### [What the task asks]
Go through the entries below and collect each line with the string "nearby" in it.

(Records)
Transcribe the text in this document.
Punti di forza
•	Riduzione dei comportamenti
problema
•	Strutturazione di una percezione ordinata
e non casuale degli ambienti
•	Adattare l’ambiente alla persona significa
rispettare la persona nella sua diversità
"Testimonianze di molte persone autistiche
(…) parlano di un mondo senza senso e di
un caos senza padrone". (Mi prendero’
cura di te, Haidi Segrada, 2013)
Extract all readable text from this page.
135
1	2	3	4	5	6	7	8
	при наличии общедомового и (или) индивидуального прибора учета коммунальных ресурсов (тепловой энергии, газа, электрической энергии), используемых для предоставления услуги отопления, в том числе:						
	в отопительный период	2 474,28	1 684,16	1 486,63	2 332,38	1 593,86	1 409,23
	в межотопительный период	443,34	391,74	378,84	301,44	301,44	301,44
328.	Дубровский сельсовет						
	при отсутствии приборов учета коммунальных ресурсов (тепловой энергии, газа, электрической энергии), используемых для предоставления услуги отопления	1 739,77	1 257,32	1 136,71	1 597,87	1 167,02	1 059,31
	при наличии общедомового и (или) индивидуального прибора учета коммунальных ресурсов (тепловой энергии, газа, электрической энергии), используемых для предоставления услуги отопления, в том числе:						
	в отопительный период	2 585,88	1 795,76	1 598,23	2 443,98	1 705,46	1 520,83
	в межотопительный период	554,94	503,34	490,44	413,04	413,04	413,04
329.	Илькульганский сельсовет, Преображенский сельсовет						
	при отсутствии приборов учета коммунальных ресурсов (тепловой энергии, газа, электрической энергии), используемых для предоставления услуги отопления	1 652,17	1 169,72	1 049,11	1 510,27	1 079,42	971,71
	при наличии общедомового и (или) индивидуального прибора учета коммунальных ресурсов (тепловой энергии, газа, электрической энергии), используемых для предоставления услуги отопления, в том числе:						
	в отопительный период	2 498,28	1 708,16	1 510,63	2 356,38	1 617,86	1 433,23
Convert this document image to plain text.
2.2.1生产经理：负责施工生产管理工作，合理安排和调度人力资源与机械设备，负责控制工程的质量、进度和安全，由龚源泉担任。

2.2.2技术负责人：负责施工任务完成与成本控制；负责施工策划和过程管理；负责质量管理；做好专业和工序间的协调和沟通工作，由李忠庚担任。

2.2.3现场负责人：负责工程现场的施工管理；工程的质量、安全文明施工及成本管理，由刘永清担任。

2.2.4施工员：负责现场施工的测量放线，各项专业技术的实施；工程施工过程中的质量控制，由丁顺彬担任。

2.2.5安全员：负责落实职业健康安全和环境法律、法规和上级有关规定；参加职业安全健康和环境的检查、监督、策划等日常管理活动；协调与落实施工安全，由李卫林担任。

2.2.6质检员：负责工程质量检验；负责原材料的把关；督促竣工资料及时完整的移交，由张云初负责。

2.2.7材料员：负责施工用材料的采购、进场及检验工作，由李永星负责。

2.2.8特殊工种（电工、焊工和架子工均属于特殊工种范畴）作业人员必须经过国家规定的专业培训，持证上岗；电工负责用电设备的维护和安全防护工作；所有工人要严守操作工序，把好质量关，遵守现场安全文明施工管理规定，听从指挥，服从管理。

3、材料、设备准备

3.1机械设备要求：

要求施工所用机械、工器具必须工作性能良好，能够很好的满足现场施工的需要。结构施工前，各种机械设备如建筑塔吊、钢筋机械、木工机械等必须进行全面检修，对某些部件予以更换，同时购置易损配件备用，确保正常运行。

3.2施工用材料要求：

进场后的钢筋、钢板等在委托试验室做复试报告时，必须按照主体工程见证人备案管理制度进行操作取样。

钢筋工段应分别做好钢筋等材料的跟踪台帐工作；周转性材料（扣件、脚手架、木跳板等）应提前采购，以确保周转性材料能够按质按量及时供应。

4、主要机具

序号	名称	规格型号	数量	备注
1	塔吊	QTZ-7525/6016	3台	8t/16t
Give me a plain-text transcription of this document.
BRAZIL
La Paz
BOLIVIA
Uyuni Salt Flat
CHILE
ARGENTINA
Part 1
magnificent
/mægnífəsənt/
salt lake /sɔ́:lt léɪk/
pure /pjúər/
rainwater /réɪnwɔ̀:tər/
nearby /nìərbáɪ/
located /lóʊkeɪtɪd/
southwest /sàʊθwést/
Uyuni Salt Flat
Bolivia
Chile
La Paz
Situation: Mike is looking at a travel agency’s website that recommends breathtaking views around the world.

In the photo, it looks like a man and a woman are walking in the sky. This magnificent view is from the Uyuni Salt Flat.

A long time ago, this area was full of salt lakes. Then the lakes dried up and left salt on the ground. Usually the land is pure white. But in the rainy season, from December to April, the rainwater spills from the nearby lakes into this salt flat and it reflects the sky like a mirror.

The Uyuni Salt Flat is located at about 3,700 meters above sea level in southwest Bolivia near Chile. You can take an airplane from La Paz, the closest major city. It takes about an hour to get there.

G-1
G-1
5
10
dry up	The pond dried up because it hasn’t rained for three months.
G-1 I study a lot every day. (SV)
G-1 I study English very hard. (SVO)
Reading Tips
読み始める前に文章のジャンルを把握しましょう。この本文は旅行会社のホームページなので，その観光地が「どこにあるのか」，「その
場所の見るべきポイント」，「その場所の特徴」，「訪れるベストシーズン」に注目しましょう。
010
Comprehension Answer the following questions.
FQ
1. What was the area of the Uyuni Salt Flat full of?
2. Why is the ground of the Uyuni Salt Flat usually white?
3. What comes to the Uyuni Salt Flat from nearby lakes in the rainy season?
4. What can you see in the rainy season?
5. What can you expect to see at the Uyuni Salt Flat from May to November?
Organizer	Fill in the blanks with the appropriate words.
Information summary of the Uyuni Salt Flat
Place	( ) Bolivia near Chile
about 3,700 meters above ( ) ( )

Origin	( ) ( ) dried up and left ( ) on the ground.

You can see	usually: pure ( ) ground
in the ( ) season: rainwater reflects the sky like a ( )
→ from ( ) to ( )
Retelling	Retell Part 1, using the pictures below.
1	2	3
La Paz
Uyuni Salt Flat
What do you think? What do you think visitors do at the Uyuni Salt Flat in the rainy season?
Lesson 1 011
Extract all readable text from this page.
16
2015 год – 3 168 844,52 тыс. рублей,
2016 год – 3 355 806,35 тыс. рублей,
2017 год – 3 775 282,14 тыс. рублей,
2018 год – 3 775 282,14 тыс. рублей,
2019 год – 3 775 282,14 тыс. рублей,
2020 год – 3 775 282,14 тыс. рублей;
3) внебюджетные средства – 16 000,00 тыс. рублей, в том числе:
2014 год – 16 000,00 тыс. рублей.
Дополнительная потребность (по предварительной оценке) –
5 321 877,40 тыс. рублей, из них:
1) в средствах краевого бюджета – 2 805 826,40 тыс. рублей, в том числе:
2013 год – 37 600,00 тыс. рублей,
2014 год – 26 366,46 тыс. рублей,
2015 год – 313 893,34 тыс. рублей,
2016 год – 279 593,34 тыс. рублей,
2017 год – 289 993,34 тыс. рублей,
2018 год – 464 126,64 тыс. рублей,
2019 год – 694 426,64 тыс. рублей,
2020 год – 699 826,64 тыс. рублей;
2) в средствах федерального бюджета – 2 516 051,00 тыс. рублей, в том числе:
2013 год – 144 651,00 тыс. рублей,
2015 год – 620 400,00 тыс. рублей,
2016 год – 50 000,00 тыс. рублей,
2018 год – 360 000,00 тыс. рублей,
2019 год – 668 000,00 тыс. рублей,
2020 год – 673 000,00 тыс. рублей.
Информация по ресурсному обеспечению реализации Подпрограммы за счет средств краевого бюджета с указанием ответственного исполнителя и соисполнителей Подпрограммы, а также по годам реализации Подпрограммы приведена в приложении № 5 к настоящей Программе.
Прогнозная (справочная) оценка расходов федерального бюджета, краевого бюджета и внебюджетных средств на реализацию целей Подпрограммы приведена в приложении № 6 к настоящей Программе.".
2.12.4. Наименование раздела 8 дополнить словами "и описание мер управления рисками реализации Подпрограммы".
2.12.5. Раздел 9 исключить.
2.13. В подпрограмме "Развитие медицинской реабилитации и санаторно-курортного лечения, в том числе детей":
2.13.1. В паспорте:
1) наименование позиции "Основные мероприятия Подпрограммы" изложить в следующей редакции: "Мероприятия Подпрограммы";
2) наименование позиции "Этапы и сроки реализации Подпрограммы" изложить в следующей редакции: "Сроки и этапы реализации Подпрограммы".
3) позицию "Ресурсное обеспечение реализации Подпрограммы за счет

### [Solution]
nearby /nìərbáɪ/
A long time ago, this area was full of salt lakes. Then the lakes dried up and left salt on the ground. Usually the land is pure white. But in the rainy season, from December to April, the rainwater spills from the nearby lakes into this salt flat and it reflects the sky like a mirror.
3. What comes to the Uyuni Salt Flat from nearby lakes in the rainy season?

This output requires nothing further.